Challenge:
All entries must be repeated exactly; do not include the pictures.

═══ Listing

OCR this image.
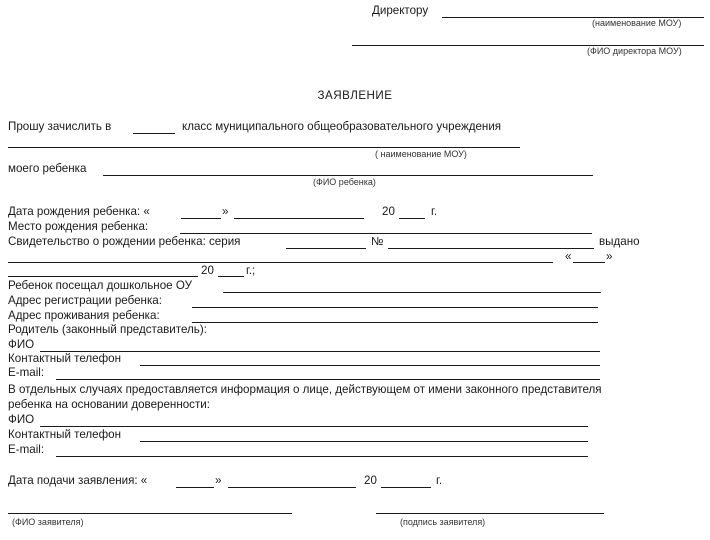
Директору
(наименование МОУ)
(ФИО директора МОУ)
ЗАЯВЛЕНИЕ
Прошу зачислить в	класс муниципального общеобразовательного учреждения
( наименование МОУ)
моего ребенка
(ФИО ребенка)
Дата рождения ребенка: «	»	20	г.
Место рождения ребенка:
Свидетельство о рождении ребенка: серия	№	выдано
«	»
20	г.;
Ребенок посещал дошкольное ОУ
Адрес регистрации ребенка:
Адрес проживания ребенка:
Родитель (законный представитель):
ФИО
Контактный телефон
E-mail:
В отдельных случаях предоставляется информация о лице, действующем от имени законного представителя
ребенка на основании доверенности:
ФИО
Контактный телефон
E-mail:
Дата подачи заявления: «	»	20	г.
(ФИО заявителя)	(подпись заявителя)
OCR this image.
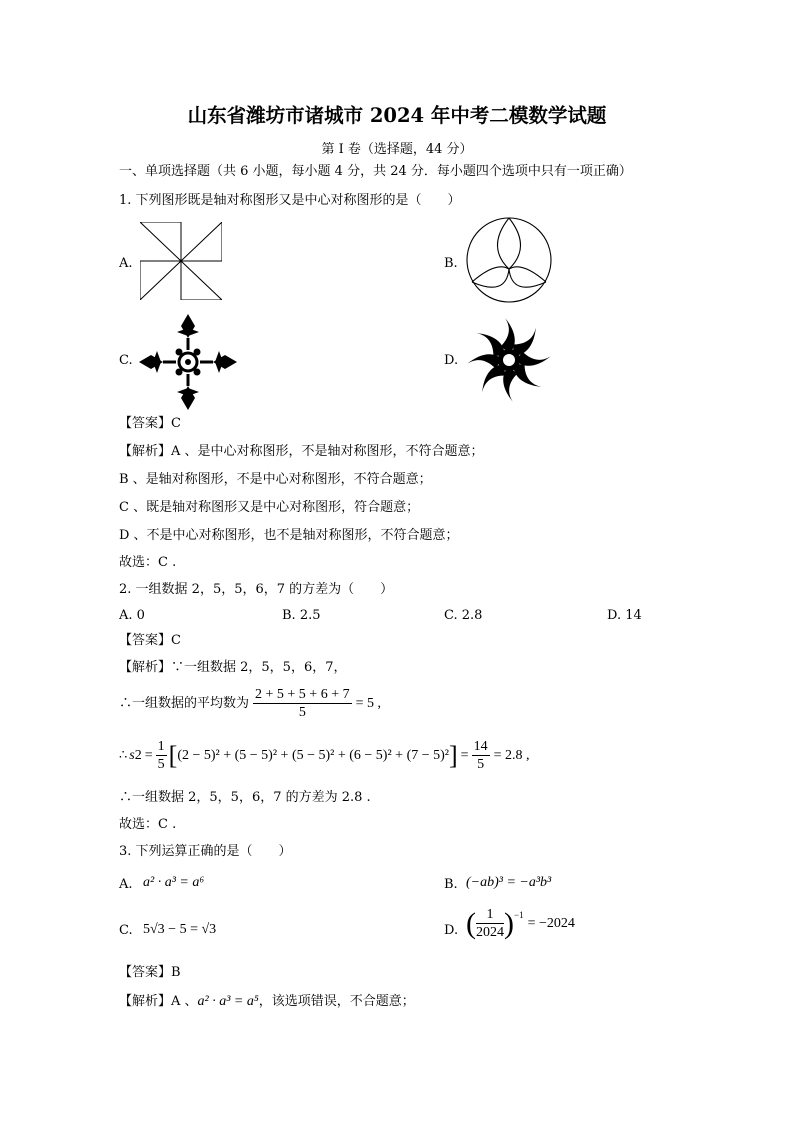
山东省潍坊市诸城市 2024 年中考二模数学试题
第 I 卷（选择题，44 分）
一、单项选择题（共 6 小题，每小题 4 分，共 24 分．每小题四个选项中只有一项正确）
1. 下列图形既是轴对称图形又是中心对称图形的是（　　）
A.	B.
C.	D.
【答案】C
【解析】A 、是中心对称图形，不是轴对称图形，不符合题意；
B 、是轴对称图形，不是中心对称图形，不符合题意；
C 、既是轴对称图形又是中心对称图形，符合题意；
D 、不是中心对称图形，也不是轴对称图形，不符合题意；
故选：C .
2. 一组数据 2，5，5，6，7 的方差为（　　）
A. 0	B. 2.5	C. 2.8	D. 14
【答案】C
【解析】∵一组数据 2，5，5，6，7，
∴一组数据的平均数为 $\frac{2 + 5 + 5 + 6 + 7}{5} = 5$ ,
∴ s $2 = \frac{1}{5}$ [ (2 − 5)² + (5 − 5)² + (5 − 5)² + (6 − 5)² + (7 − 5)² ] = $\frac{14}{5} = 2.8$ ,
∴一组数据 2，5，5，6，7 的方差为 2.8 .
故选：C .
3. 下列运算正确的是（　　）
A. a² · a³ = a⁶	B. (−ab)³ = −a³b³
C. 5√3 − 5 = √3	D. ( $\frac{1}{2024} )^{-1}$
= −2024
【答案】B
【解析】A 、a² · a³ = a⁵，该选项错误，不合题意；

══════

Full response:
OCR this image.
Директору
(наименование МОУ)
(ФИО директора МОУ)
ЗАЯВЛЕНИЕ
Прошу зачислить в	класс муниципального общеобразовательного учреждения
( наименование МОУ)
моего ребенка
(ФИО ребенка)
Дата рождения ребенка: «	»	20	г.
Место рождения ребенка:
Свидетельство о рождении ребенка: серия	№	выдано
«	»
20	г.;
Ребенок посещал дошкольное ОУ
Адрес регистрации ребенка:
Адрес проживания ребенка:
Родитель (законный представитель):
ФИО
Контактный телефон
E-mail:
В отдельных случаях предоставляется информация о лице, действующем от имени законного представителя
ребенка на основании доверенности:
ФИО
Контактный телефон
E-mail:
Дата подачи заявления: «	»	20	г.
(ФИО заявителя)	(подпись заявителя)
OCR this image.
山东省潍坊市诸城市 2024 年中考二模数学试题
第 I 卷（选择题，44 分）
一、单项选择题（共 6 小题，每小题 4 分，共 24 分．每小题四个选项中只有一项正确）
1. 下列图形既是轴对称图形又是中心对称图形的是（　　）
A.	B.
C.	D.
【答案】C
【解析】A 、是中心对称图形，不是轴对称图形，不符合题意；
B 、是轴对称图形，不是中心对称图形，不符合题意；
C 、既是轴对称图形又是中心对称图形，符合题意；
D 、不是中心对称图形，也不是轴对称图形，不符合题意；
故选：C .
2. 一组数据 2，5，5，6，7 的方差为（　　）
A. 0	B. 2.5	C. 2.8	D. 14
【答案】C
【解析】∵一组数据 2，5，5，6，7，
∴一组数据的平均数为 $\frac{2 + 5 + 5 + 6 + 7}{5} = 5$ ,
∴ s $2 = \frac{1}{5}$ [ (2 − 5)² + (5 − 5)² + (5 − 5)² + (6 − 5)² + (7 − 5)² ] = $\frac{14}{5} = 2.8$ ,
∴一组数据 2，5，5，6，7 的方差为 2.8 .
故选：C .
3. 下列运算正确的是（　　）
A. a² · a³ = a⁶	B. (−ab)³ = −a³b³
C. 5√3 − 5 = √3	D. ( $\frac{1}{2024} )^{-1}$
= −2024
【答案】B
【解析】A 、a² · a³ = a⁵，该选项错误，不合题意；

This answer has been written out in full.